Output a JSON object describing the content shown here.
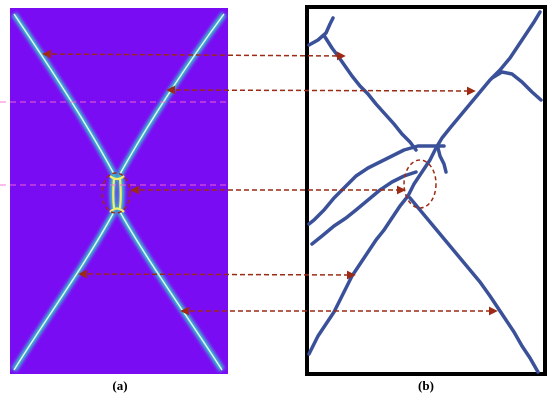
{
  "panels": [
    {
      "id": "a",
      "caption": "(a)",
      "description_icon": "simulation-crack-field"
    },
    {
      "id": "b",
      "caption": "(b)",
      "description_icon": "crack-sketch"
    }
  ],
  "colors": {
    "field_background": "#7a0cf4",
    "crack_glow_outer": "#2fd6c8",
    "crack_glow_inner": "#f4f06a",
    "sketch_crack": "#3a5199",
    "arrow": "#9c2a14",
    "dashed_pink": "#ff6ad0",
    "frame": "#000000"
  }
}
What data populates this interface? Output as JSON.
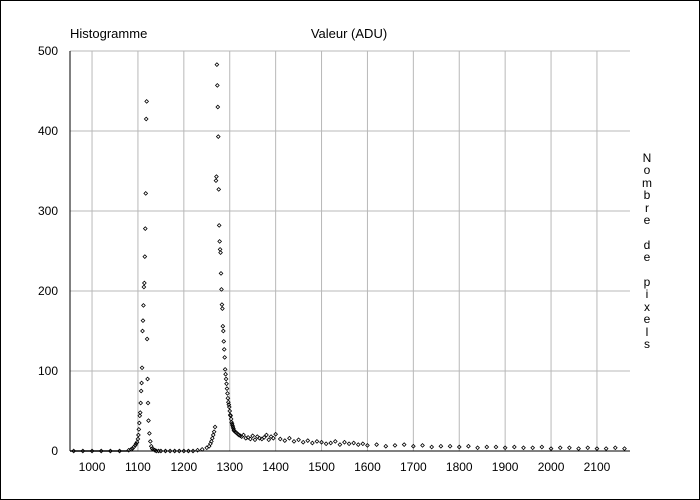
{
  "chart_data": {
    "type": "scatter",
    "title": "Histogramme",
    "xlabel": "Valeur (ADU)",
    "ylabel": "Nombre de pixels",
    "xlim": [
      952,
      2172
    ],
    "ylim": [
      0,
      500
    ],
    "xticks": [
      1000,
      1100,
      1200,
      1300,
      1400,
      1500,
      1600,
      1700,
      1800,
      1900,
      2000,
      2100
    ],
    "yticks": [
      0,
      100,
      200,
      300,
      400,
      500
    ],
    "grid": true,
    "series": [
      {
        "marker": "diamond",
        "x": [
          960,
          980,
          1000,
          1020,
          1040,
          1060,
          1080,
          1085,
          1088,
          1091,
          1094,
          1096,
          1098,
          1100,
          1101,
          1102,
          1103,
          1104,
          1105,
          1106,
          1107,
          1108,
          1109,
          1110,
          1111,
          1112,
          1113,
          1114,
          1115,
          1116,
          1117,
          1118,
          1119,
          1120,
          1121,
          1122,
          1123,
          1125,
          1127,
          1129,
          1131,
          1134,
          1137,
          1140,
          1145,
          1150,
          1160,
          1170,
          1180,
          1190,
          1200,
          1210,
          1220,
          1230,
          1240,
          1250,
          1255,
          1258,
          1260,
          1262,
          1264,
          1266,
          1268,
          1270,
          1271,
          1272,
          1273,
          1274,
          1275,
          1276,
          1277,
          1278,
          1279,
          1280,
          1281,
          1282,
          1283,
          1284,
          1285,
          1286,
          1287,
          1288,
          1289,
          1290,
          1291,
          1292,
          1293,
          1294,
          1295,
          1296,
          1297,
          1298,
          1299,
          1300,
          1301,
          1302,
          1303,
          1304,
          1305,
          1306,
          1307,
          1308,
          1309,
          1310,
          1312,
          1314,
          1316,
          1318,
          1320,
          1323,
          1326,
          1330,
          1335,
          1340,
          1345,
          1350,
          1355,
          1360,
          1365,
          1370,
          1375,
          1380,
          1385,
          1390,
          1395,
          1400,
          1410,
          1420,
          1430,
          1440,
          1450,
          1460,
          1470,
          1480,
          1490,
          1500,
          1510,
          1520,
          1530,
          1540,
          1550,
          1560,
          1570,
          1580,
          1590,
          1600,
          1620,
          1640,
          1660,
          1680,
          1700,
          1720,
          1740,
          1760,
          1780,
          1800,
          1820,
          1840,
          1860,
          1880,
          1900,
          1920,
          1940,
          1960,
          1980,
          2000,
          2020,
          2040,
          2060,
          2080,
          2100,
          2120,
          2140,
          2160
        ],
        "y": [
          0,
          0,
          0,
          0,
          0,
          0,
          1,
          2,
          3,
          5,
          7,
          9,
          11,
          15,
          20,
          27,
          35,
          44,
          48,
          60,
          75,
          85,
          104,
          150,
          163,
          182,
          205,
          210,
          243,
          278,
          322,
          415,
          437,
          140,
          90,
          60,
          38,
          22,
          12,
          6,
          3,
          2,
          1,
          0,
          0,
          0,
          0,
          0,
          0,
          0,
          0,
          0,
          0,
          1,
          2,
          4,
          6,
          9,
          12,
          16,
          20,
          24,
          30,
          338,
          343,
          483,
          457,
          430,
          393,
          327,
          282,
          262,
          252,
          248,
          222,
          202,
          183,
          178,
          156,
          150,
          137,
          127,
          117,
          102,
          96,
          90,
          84,
          78,
          72,
          66,
          61,
          58,
          55,
          50,
          45,
          44,
          40,
          36,
          34,
          32,
          30,
          28,
          26,
          25,
          24,
          23,
          22,
          21,
          20,
          19,
          18,
          20,
          16,
          17,
          15,
          19,
          14,
          18,
          16,
          15,
          17,
          20,
          14,
          18,
          16,
          21,
          15,
          13,
          16,
          12,
          14,
          11,
          13,
          10,
          12,
          11,
          9,
          10,
          12,
          8,
          11,
          9,
          10,
          8,
          9,
          7,
          8,
          6,
          7,
          8,
          6,
          7,
          5,
          6,
          6,
          5,
          6,
          4,
          5,
          5,
          4,
          5,
          4,
          4,
          5,
          3,
          4,
          4,
          3,
          4,
          3,
          3,
          4,
          3
        ]
      }
    ]
  }
}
◇ ◇ ◇ ◇ ◇
GOAL:
Search the entries for the word "Output", then list each line that holds it.

SOLUTION TO THE PROBLEM:
Output a JSON object describing the content shown here.
What data populates this interface? Output as JSON.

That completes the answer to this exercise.